* Problem to solve: Out of the lines below, please list those that hold the string "Инвестиционные".
■ ■ ■ ■ ■
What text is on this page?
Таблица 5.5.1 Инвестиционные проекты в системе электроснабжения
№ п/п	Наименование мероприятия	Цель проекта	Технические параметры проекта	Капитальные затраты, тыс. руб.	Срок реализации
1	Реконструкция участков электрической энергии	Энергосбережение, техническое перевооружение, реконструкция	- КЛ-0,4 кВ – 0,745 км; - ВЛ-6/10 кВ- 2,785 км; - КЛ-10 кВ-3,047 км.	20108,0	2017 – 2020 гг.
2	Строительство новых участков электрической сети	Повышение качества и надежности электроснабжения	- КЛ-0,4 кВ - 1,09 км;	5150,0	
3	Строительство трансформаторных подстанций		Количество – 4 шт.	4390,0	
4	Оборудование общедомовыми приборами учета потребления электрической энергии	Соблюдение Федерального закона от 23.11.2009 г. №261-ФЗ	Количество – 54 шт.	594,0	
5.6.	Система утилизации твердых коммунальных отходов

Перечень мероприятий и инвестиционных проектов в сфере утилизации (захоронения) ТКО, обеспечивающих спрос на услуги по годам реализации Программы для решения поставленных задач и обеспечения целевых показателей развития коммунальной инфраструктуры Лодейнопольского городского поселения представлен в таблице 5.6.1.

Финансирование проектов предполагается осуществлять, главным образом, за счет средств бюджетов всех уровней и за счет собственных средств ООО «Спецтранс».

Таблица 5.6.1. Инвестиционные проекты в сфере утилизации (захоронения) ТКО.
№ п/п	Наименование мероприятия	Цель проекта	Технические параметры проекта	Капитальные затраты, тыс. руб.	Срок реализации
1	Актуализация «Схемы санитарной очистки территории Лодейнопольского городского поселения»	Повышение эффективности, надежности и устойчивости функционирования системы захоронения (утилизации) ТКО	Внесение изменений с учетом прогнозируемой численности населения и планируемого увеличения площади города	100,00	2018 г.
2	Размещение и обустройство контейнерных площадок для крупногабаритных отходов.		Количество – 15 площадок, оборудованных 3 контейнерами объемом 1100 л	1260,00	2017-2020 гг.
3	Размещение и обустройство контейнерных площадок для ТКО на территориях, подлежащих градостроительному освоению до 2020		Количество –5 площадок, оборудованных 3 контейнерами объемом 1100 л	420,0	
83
■ ■ ■ ■ ■
* Task answer:
Таблица 5.5.1 Инвестиционные проекты в системе электроснабжения
Таблица 5.6.1. Инвестиционные проекты в сфере утилизации (захоронения) ТКО.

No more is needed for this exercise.